*SOURCE DOCUMENT*:
------------------------
The same approach could be applied to indels, though it is more complicated as the indels that differ between the two callsets are often in complex regions (for example with several indels in a row).

Individual coverage might impact the number of variants

When possible, it is recommended to work with “high coverage” (or high depth) data. However, coverage can vary a lot between and within studies, which can potentially lead to biases. Here, we examined the correlation between individual coverage and number of SNPs (Fig. 4, Spearman’s rank correlation test, rho: 0.18, p value: 0.3576). We started by testing whether having an average depth above 30X (referred to as “> 30X”) or below or equal to 30X (referred to as “≤ 30X”) has an impact on the total number of SNPs after VQSR (for this we used “BP2019vqsred”). Five individuals, one from each of the populations, are in the “≤ 30X” category. The minimum coverage is ~ 19X. The difference in mean number of SNPs between the two groups is not significant (Wilcoxon rank-sum test, p value: 0.07112). As suggested by Fig. 4A, a confounding factor could be the population background: we know that the number of SNPs is greater in African than in non-African individuals. We performed the Wilcoxon rank-sum test in each population; the difference in mean number of SNPs between the two groups was not significant in any of the five populations.

Fig. 4

The total number of SNPs by individual is a function of coverage and ancestry. Total number of SNPs (bi- and multiallelic) per individual in “BP2019vqsred”. The y-axis starts at 3,400,000 SNPs. A Coloured by ancestry (the dots from a given ancestry are connected by lines). B Coloured by dataset

Another limitation with “BP2019vqsred” could be the sample size. We performed the same test in a larger dataset: the “3mask + vqsred” dataset—same processing as in “3mask” but over 100 individuals at the joint genotyping step (Fig. 5, Spearman’s rank correlation test, rho: 0.3887117, p value: 9.713e-08). In this dataset, there is a significant correlation between coverage and number of SNPs called. The difference in mean number of SNPs between the “> 30X” and the “≤ 30X” samples is also significant (Wilcoxon rank-sum test, p value: 0.000136). There are two differences between “BP2019vqsred” and “3mask + vqsred”: number of individuals and processing. To rule out that the significance in “3mask + vqsred” and the non-significance in “BP2019vqsred” is due solely to the difference in processing, we did the same test in “3maskvqsred” (same processing as “3mask + vqsred” for the same set of individuals as “BP2019vqsred”); here the test is not significant (p value: 0.08204), i.e. the same as for “BP2019vqsred”. Thus it is more likely that the lack of significance of the tests in “BP2019vqsred” and “3maskvqsred” is due to the small sample size.
------------------------
*THINGS TO DO*:
a - According to the text on coverage and SNP counts, what is the minimum coverage among the individuals?
b - In the text on coverage and SNP counts, rewrite the passage from "The same approach" to "indels in a row).", changing "callsets" to "variant sets".

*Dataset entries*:
------------------------
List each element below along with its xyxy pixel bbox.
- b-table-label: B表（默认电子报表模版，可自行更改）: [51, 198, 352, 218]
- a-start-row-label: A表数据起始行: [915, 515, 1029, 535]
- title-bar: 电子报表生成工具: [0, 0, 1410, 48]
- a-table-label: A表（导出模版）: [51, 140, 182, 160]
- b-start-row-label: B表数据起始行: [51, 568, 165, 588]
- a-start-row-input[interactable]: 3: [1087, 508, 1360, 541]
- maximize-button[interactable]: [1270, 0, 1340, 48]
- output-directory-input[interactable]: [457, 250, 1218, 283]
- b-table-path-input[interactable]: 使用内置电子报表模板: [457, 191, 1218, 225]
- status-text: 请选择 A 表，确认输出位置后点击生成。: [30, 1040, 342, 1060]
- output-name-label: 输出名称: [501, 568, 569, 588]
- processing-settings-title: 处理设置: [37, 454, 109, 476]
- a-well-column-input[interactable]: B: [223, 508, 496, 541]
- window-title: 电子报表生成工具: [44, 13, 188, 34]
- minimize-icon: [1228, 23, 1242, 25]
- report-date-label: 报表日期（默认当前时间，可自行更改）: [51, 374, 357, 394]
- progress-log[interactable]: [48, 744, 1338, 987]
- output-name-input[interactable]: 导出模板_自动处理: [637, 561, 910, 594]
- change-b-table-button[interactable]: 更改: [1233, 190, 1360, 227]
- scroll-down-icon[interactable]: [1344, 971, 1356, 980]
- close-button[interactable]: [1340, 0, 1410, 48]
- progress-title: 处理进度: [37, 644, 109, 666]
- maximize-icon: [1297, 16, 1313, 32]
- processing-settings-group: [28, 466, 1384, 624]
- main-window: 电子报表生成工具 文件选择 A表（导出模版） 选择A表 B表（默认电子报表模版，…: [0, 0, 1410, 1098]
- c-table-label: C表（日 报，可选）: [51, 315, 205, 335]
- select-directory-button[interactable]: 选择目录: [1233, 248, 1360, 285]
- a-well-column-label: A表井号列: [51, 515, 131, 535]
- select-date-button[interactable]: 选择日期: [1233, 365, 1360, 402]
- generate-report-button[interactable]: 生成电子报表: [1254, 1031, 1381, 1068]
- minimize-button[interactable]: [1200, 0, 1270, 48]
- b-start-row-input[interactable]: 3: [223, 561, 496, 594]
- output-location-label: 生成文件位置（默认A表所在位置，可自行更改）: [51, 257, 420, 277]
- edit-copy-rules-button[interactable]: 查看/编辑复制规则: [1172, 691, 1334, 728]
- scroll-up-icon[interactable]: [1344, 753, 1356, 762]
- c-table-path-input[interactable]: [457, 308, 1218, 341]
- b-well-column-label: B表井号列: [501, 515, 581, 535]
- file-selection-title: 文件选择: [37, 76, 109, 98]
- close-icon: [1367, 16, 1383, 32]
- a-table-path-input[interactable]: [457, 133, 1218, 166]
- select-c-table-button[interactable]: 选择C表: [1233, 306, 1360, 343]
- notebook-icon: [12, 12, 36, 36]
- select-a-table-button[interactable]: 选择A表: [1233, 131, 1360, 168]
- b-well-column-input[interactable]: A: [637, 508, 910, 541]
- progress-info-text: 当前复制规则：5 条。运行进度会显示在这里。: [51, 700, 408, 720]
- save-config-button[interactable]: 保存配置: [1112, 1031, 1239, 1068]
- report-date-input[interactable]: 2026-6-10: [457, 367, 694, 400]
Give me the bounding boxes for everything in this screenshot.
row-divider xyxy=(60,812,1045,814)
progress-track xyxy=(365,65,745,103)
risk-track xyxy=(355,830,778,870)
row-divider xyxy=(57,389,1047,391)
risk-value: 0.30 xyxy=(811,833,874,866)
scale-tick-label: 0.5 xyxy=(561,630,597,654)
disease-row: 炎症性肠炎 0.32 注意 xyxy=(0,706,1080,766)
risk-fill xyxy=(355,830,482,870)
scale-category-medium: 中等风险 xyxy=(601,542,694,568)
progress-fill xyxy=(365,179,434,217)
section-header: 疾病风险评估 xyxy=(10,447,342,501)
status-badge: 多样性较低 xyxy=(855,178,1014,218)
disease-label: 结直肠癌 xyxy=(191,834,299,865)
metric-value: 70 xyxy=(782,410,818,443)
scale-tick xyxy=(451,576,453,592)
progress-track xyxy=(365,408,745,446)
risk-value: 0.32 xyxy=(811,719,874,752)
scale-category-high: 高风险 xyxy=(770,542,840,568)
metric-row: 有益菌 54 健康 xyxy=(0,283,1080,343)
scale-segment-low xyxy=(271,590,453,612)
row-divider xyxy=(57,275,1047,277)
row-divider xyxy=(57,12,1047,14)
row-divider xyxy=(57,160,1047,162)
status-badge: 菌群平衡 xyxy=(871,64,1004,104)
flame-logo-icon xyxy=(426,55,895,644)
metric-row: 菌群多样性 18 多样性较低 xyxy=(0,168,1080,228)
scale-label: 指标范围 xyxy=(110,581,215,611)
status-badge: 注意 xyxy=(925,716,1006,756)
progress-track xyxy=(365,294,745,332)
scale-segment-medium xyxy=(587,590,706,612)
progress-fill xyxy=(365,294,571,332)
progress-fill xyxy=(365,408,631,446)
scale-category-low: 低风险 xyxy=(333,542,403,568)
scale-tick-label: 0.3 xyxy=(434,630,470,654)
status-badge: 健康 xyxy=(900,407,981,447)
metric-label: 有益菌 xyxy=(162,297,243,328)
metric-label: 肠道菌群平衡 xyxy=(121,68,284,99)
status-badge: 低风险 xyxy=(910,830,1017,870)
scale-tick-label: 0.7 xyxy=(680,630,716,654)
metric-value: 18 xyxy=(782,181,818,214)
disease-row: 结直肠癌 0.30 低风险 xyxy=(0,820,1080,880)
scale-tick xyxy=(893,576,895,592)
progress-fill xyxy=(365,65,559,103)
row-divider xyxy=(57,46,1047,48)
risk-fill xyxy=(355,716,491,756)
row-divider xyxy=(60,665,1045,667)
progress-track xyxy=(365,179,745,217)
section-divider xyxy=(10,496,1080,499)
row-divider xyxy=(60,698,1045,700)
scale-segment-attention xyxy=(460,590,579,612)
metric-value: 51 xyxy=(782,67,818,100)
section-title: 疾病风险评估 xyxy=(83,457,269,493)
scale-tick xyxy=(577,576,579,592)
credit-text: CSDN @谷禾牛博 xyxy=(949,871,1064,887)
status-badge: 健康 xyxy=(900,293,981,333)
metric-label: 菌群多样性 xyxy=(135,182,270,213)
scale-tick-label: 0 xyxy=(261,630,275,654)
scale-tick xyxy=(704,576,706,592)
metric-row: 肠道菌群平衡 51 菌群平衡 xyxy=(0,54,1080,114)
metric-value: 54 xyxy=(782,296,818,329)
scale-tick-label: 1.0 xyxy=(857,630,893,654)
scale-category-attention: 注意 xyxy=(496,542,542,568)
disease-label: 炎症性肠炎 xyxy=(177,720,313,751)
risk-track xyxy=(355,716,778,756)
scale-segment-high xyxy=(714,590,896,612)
------------------------
*ANSWERS BY TASK*:
a - About 19X.

b -
The same approach could be applied to indels, though it is more complicated as the indels that differ between the two variant sets are often in complex regions (for example with several indels in a row).